## DIRECTIONS:
Transcribe every entry word for word. Skip the pictures.
----- PROVIDED ENTRIES -----
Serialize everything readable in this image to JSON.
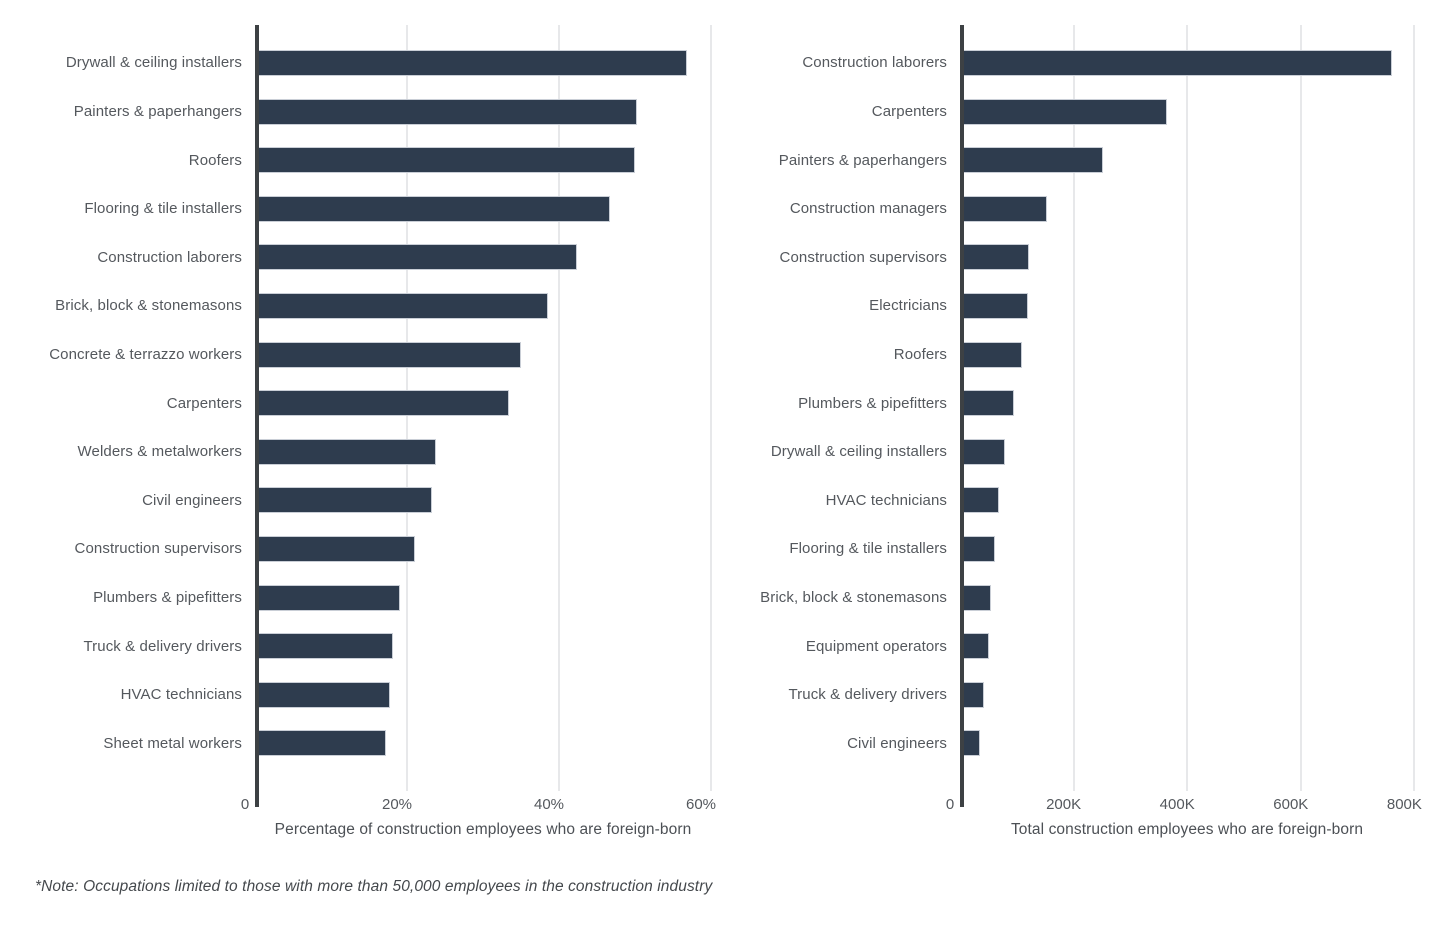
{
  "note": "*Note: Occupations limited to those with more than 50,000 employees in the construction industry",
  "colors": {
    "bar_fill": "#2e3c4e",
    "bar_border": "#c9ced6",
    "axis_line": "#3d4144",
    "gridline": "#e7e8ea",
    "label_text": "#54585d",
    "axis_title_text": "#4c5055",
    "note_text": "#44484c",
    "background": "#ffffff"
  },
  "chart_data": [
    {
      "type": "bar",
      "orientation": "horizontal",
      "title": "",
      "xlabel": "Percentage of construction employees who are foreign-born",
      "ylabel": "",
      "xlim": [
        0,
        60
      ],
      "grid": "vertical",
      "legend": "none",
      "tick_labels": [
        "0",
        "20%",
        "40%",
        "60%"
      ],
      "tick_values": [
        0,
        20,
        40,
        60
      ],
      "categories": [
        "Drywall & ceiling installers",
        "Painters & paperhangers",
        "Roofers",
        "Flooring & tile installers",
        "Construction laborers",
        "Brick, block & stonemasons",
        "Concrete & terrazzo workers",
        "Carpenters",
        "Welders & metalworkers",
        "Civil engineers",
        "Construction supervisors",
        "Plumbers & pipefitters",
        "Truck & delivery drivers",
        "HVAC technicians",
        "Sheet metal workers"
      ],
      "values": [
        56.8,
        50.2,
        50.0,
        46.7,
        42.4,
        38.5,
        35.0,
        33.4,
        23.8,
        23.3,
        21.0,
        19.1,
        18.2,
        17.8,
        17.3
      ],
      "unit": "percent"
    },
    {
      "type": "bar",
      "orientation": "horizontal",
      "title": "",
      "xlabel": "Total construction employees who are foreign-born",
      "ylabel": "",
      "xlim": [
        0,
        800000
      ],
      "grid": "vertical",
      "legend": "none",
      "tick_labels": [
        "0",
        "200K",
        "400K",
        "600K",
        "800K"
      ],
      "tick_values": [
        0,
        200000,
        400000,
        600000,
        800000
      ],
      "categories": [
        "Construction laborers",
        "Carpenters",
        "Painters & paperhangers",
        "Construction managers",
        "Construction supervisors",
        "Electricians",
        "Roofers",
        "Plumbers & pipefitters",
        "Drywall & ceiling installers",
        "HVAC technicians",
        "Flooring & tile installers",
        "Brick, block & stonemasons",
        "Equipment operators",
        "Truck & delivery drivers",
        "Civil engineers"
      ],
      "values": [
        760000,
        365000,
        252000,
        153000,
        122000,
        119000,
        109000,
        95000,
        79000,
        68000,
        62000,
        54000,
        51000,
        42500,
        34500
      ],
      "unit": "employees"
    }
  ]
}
-----
## SOLUTION FOR THIS PROBLEM:
Serialize everything readable in this image to JSON.
{
  "note": "*Note: Occupations limited to those with more than 50,000 employees in the construction industry",
  "colors": {
    "bar_fill": "#2e3c4e",
    "bar_border": "#c9ced6",
    "axis_line": "#3d4144",
    "gridline": "#e7e8ea",
    "label_text": "#54585d",
    "axis_title_text": "#4c5055",
    "note_text": "#44484c",
    "background": "#ffffff"
  },
  "chart_data": [
    {
      "type": "bar",
      "orientation": "horizontal",
      "title": "",
      "xlabel": "Percentage of construction employees who are foreign-born",
      "ylabel": "",
      "xlim": [
        0,
        60
      ],
      "grid": "vertical",
      "legend": "none",
      "tick_labels": [
        "0",
        "20%",
        "40%",
        "60%"
      ],
      "tick_values": [
        0,
        20,
        40,
        60
      ],
      "categories": [
        "Drywall & ceiling installers",
        "Painters & paperhangers",
        "Roofers",
        "Flooring & tile installers",
        "Construction laborers",
        "Brick, block & stonemasons",
        "Concrete & terrazzo workers",
        "Carpenters",
        "Welders & metalworkers",
        "Civil engineers",
        "Construction supervisors",
        "Plumbers & pipefitters",
        "Truck & delivery drivers",
        "HVAC technicians",
        "Sheet metal workers"
      ],
      "values": [
        56.8,
        50.2,
        50.0,
        46.7,
        42.4,
        38.5,
        35.0,
        33.4,
        23.8,
        23.3,
        21.0,
        19.1,
        18.2,
        17.8,
        17.3
      ],
      "unit": "percent"
    },
    {
      "type": "bar",
      "orientation": "horizontal",
      "title": "",
      "xlabel": "Total construction employees who are foreign-born",
      "ylabel": "",
      "xlim": [
        0,
        800000
      ],
      "grid": "vertical",
      "legend": "none",
      "tick_labels": [
        "0",
        "200K",
        "400K",
        "600K",
        "800K"
      ],
      "tick_values": [
        0,
        200000,
        400000,
        600000,
        800000
      ],
      "categories": [
        "Construction laborers",
        "Carpenters",
        "Painters & paperhangers",
        "Construction managers",
        "Construction supervisors",
        "Electricians",
        "Roofers",
        "Plumbers & pipefitters",
        "Drywall & ceiling installers",
        "HVAC technicians",
        "Flooring & tile installers",
        "Brick, block & stonemasons",
        "Equipment operators",
        "Truck & delivery drivers",
        "Civil engineers"
      ],
      "values": [
        760000,
        365000,
        252000,
        153000,
        122000,
        119000,
        109000,
        95000,
        79000,
        68000,
        62000,
        54000,
        51000,
        42500,
        34500
      ],
      "unit": "employees"
    }
  ]
}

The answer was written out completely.